* **Task objective**
Take the material and output all of it exactly.

________________

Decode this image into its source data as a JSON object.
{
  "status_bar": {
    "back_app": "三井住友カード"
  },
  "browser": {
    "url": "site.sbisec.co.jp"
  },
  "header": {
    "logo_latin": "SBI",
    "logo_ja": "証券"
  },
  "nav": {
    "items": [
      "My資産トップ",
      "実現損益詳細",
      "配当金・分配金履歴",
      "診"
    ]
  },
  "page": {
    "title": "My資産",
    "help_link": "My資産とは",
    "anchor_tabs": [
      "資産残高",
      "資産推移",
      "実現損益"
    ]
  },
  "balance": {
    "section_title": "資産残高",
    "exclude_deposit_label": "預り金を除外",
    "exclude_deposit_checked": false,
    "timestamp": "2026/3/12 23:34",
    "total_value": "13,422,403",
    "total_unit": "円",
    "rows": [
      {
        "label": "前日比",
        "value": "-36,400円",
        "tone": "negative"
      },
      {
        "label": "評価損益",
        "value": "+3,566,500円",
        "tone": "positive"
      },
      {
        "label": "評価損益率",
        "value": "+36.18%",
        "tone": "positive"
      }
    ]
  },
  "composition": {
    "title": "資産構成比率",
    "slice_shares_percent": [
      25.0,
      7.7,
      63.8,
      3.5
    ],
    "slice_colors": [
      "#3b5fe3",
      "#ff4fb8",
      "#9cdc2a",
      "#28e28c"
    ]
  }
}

________________

* **Full answer**
Decode this image into its source data as a JSON object.
{
  "status_bar": {
    "back_app": "三井住友カード"
  },
  "browser": {
    "url": "site.sbisec.co.jp"
  },
  "header": {
    "logo_latin": "SBI",
    "logo_ja": "証券"
  },
  "nav": {
    "items": [
      "My資産トップ",
      "実現損益詳細",
      "配当金・分配金履歴",
      "診"
    ]
  },
  "page": {
    "title": "My資産",
    "help_link": "My資産とは",
    "anchor_tabs": [
      "資産残高",
      "資産推移",
      "実現損益"
    ]
  },
  "balance": {
    "section_title": "資産残高",
    "exclude_deposit_label": "預り金を除外",
    "exclude_deposit_checked": false,
    "timestamp": "2026/3/12 23:34",
    "total_value": "13,422,403",
    "total_unit": "円",
    "rows": [
      {
        "label": "前日比",
        "value": "-36,400円",
        "tone": "negative"
      },
      {
        "label": "評価損益",
        "value": "+3,566,500円",
        "tone": "positive"
      },
      {
        "label": "評価損益率",
        "value": "+36.18%",
        "tone": "positive"
      }
    ]
  },
  "composition": {
    "title": "資産構成比率",
    "slice_shares_percent": [
      25.0,
      7.7,
      63.8,
      3.5
    ],
    "slice_colors": [
      "#3b5fe3",
      "#ff4fb8",
      "#9cdc2a",
      "#28e28c"
    ]
  }
}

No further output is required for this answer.